** begin **
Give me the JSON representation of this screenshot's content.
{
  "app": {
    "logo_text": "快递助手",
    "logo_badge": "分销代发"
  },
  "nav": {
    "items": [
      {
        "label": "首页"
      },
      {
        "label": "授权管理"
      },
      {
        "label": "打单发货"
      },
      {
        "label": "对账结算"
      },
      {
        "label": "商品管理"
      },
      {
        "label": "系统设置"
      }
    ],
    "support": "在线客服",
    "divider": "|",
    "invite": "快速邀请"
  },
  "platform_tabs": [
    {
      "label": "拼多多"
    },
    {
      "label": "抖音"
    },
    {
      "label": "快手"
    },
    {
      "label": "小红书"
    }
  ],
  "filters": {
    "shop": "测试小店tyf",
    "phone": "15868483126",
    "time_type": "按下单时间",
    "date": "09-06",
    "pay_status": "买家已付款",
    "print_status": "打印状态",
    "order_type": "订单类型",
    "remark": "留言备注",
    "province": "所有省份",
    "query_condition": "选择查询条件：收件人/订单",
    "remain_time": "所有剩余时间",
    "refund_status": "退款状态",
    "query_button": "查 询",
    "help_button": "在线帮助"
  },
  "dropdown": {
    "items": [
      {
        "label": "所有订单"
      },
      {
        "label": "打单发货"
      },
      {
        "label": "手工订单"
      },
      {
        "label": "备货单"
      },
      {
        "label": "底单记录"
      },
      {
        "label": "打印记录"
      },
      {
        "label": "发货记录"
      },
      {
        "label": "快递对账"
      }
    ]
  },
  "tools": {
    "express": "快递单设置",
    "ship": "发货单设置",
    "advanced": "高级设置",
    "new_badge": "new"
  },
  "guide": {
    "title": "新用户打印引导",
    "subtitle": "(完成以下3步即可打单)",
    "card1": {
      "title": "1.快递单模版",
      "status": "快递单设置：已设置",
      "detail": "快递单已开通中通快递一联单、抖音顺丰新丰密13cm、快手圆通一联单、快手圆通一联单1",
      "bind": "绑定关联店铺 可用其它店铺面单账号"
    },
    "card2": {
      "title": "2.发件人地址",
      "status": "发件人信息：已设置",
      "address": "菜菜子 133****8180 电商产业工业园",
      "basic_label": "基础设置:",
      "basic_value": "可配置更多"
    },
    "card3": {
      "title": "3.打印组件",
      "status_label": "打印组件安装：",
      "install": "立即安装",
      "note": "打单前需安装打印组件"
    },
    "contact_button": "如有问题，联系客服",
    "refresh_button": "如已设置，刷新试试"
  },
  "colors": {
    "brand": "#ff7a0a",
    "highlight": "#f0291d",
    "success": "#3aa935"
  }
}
** end **
Retype the material above, line by line, exactly.

• [CORRECT RESULT]:
Give me the JSON representation of this screenshot's content.
{
  "app": {
    "logo_text": "快递助手",
    "logo_badge": "分销代发"
  },
  "nav": {
    "items": [
      {
        "label": "首页"
      },
      {
        "label": "授权管理"
      },
      {
        "label": "打单发货"
      },
      {
        "label": "对账结算"
      },
      {
        "label": "商品管理"
      },
      {
        "label": "系统设置"
      }
    ],
    "support": "在线客服",
    "divider": "|",
    "invite": "快速邀请"
  },
  "platform_tabs": [
    {
      "label": "拼多多"
    },
    {
      "label": "抖音"
    },
    {
      "label": "快手"
    },
    {
      "label": "小红书"
    }
  ],
  "filters": {
    "shop": "测试小店tyf",
    "phone": "15868483126",
    "time_type": "按下单时间",
    "date": "09-06",
    "pay_status": "买家已付款",
    "print_status": "打印状态",
    "order_type": "订单类型",
    "remark": "留言备注",
    "province": "所有省份",
    "query_condition": "选择查询条件：收件人/订单",
    "remain_time": "所有剩余时间",
    "refund_status": "退款状态",
    "query_button": "查 询",
    "help_button": "在线帮助"
  },
  "dropdown": {
    "items": [
      {
        "label": "所有订单"
      },
      {
        "label": "打单发货"
      },
      {
        "label": "手工订单"
      },
      {
        "label": "备货单"
      },
      {
        "label": "底单记录"
      },
      {
        "label": "打印记录"
      },
      {
        "label": "发货记录"
      },
      {
        "label": "快递对账"
      }
    ]
  },
  "tools": {
    "express": "快递单设置",
    "ship": "发货单设置",
    "advanced": "高级设置",
    "new_badge": "new"
  },
  "guide": {
    "title": "新用户打印引导",
    "subtitle": "(完成以下3步即可打单)",
    "card1": {
      "title": "1.快递单模版",
      "status": "快递单设置：已设置",
      "detail": "快递单已开通中通快递一联单、抖音顺丰新丰密13cm、快手圆通一联单、快手圆通一联单1",
      "bind": "绑定关联店铺 可用其它店铺面单账号"
    },
    "card2": {
      "title": "2.发件人地址",
      "status": "发件人信息：已设置",
      "address": "菜菜子 133****8180 电商产业工业园",
      "basic_label": "基础设置:",
      "basic_value": "可配置更多"
    },
    "card3": {
      "title": "3.打印组件",
      "status_label": "打印组件安装：",
      "install": "立即安装",
      "note": "打单前需安装打印组件"
    },
    "contact_button": "如有问题，联系客服",
    "refresh_button": "如已设置，刷新试试"
  },
  "colors": {
    "brand": "#ff7a0a",
    "highlight": "#f0291d",
    "success": "#3aa935"
  }
}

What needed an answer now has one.